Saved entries
================

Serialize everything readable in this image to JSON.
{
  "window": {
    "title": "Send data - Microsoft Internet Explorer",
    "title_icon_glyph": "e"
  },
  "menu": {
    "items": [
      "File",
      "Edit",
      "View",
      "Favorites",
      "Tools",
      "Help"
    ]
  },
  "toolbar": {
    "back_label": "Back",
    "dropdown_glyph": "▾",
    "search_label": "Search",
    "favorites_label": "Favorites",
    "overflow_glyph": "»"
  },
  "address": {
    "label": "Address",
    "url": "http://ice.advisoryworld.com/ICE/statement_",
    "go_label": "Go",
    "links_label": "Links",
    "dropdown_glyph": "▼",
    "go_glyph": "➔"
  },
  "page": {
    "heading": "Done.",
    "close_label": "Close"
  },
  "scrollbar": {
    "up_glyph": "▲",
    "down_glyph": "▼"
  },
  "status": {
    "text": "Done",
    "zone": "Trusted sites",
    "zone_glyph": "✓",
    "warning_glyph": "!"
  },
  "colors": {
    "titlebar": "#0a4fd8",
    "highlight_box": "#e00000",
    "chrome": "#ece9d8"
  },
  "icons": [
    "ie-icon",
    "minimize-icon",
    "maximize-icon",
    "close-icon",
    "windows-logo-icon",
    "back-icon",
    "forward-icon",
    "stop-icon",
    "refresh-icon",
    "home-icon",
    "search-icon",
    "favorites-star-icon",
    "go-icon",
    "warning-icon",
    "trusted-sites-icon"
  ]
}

================

• [What is needed]
Give the entries once more, exactly as they appear.

• [Task answer]
Serialize everything readable in this image to JSON.
{
  "window": {
    "title": "Send data - Microsoft Internet Explorer",
    "title_icon_glyph": "e"
  },
  "menu": {
    "items": [
      "File",
      "Edit",
      "View",
      "Favorites",
      "Tools",
      "Help"
    ]
  },
  "toolbar": {
    "back_label": "Back",
    "dropdown_glyph": "▾",
    "search_label": "Search",
    "favorites_label": "Favorites",
    "overflow_glyph": "»"
  },
  "address": {
    "label": "Address",
    "url": "http://ice.advisoryworld.com/ICE/statement_",
    "go_label": "Go",
    "links_label": "Links",
    "dropdown_glyph": "▼",
    "go_glyph": "➔"
  },
  "page": {
    "heading": "Done.",
    "close_label": "Close"
  },
  "scrollbar": {
    "up_glyph": "▲",
    "down_glyph": "▼"
  },
  "status": {
    "text": "Done",
    "zone": "Trusted sites",
    "zone_glyph": "✓",
    "warning_glyph": "!"
  },
  "colors": {
    "titlebar": "#0a4fd8",
    "highlight_box": "#e00000",
    "chrome": "#ece9d8"
  },
  "icons": [
    "ie-icon",
    "minimize-icon",
    "maximize-icon",
    "close-icon",
    "windows-logo-icon",
    "back-icon",
    "forward-icon",
    "stop-icon",
    "refresh-icon",
    "home-icon",
    "search-icon",
    "favorites-star-icon",
    "go-icon",
    "warning-icon",
    "trusted-sites-icon"
  ]
}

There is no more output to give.